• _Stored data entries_
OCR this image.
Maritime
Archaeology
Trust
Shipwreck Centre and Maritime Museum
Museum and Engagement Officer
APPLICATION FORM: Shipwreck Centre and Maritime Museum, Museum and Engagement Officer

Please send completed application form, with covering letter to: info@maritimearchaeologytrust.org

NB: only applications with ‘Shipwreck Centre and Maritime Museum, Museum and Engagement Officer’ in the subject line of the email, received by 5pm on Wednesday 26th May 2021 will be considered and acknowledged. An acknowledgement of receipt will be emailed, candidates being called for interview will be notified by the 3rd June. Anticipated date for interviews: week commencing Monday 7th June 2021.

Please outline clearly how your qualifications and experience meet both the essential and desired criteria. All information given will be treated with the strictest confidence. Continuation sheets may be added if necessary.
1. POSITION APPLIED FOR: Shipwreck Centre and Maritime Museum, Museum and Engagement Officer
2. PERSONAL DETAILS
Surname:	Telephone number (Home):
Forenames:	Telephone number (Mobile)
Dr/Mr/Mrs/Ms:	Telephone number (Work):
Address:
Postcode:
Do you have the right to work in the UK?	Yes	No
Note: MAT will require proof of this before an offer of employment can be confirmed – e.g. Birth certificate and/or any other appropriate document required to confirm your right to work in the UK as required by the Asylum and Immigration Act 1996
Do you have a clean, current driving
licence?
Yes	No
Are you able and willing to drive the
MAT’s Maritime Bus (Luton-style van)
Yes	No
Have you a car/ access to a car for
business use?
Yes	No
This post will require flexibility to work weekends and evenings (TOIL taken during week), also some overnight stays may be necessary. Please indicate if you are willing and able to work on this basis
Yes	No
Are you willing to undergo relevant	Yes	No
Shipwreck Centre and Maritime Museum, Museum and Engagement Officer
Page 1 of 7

• _EXERCISE TASK_
Reproduce each record exactly as it appears.

• _TASK RESPONSE_
OCR this image.
Maritime
Archaeology
Trust
Shipwreck Centre and Maritime Museum
Museum and Engagement Officer
APPLICATION FORM: Shipwreck Centre and Maritime Museum, Museum and Engagement Officer

Please send completed application form, with covering letter to: info@maritimearchaeologytrust.org

NB: only applications with ‘Shipwreck Centre and Maritime Museum, Museum and Engagement Officer’ in the subject line of the email, received by 5pm on Wednesday 26th May 2021 will be considered and acknowledged. An acknowledgement of receipt will be emailed, candidates being called for interview will be notified by the 3rd June. Anticipated date for interviews: week commencing Monday 7th June 2021.

Please outline clearly how your qualifications and experience meet both the essential and desired criteria. All information given will be treated with the strictest confidence. Continuation sheets may be added if necessary.
1. POSITION APPLIED FOR: Shipwreck Centre and Maritime Museum, Museum and Engagement Officer
2. PERSONAL DETAILS
Surname:	Telephone number (Home):
Forenames:	Telephone number (Mobile)
Dr/Mr/Mrs/Ms:	Telephone number (Work):
Address:
Postcode:
Do you have the right to work in the UK?	Yes	No
Note: MAT will require proof of this before an offer of employment can be confirmed – e.g. Birth certificate and/or any other appropriate document required to confirm your right to work in the UK as required by the Asylum and Immigration Act 1996
Do you have a clean, current driving
licence?
Yes	No
Are you able and willing to drive the
MAT’s Maritime Bus (Luton-style van)
Yes	No
Have you a car/ access to a car for
business use?
Yes	No
This post will require flexibility to work weekends and evenings (TOIL taken during week), also some overnight stays may be necessary. Please indicate if you are willing and able to work on this basis
Yes	No
Are you willing to undergo relevant	Yes	No
Shipwreck Centre and Maritime Museum, Museum and Engagement Officer
Page 1 of 7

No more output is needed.